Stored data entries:
[start]
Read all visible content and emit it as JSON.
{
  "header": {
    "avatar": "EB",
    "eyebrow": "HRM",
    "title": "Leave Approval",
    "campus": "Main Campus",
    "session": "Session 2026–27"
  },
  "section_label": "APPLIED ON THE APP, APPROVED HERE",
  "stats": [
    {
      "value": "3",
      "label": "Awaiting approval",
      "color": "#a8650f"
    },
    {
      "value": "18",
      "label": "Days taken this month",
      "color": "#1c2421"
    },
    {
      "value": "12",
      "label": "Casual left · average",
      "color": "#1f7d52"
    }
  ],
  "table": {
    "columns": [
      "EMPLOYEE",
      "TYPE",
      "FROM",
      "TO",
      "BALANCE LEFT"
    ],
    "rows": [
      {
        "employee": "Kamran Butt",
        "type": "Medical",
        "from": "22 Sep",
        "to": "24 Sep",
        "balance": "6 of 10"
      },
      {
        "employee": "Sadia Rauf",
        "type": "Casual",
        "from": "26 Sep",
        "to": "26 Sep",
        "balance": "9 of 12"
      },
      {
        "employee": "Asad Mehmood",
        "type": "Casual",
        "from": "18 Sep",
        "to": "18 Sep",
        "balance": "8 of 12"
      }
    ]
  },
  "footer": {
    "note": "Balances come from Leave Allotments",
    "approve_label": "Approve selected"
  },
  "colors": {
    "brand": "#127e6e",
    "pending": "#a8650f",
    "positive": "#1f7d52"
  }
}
[end]
— TASK TO CARRY OUT —
Extract every entry in the listing word for word.

— OUTPUT OF THE TASK —
Read all visible content and emit it as JSON.
{
  "header": {
    "avatar": "EB",
    "eyebrow": "HRM",
    "title": "Leave Approval",
    "campus": "Main Campus",
    "session": "Session 2026–27"
  },
  "section_label": "APPLIED ON THE APP, APPROVED HERE",
  "stats": [
    {
      "value": "3",
      "label": "Awaiting approval",
      "color": "#a8650f"
    },
    {
      "value": "18",
      "label": "Days taken this month",
      "color": "#1c2421"
    },
    {
      "value": "12",
      "label": "Casual left · average",
      "color": "#1f7d52"
    }
  ],
  "table": {
    "columns": [
      "EMPLOYEE",
      "TYPE",
      "FROM",
      "TO",
      "BALANCE LEFT"
    ],
    "rows": [
      {
        "employee": "Kamran Butt",
        "type": "Medical",
        "from": "22 Sep",
        "to": "24 Sep",
        "balance": "6 of 10"
      },
      {
        "employee": "Sadia Rauf",
        "type": "Casual",
        "from": "26 Sep",
        "to": "26 Sep",
        "balance": "9 of 12"
      },
      {
        "employee": "Asad Mehmood",
        "type": "Casual",
        "from": "18 Sep",
        "to": "18 Sep",
        "balance": "8 of 12"
      }
    ]
  },
  "footer": {
    "note": "Balances come from Leave Allotments",
    "approve_label": "Approve selected"
  },
  "colors": {
    "brand": "#127e6e",
    "pending": "#a8650f",
    "positive": "#1f7d52"
  }
}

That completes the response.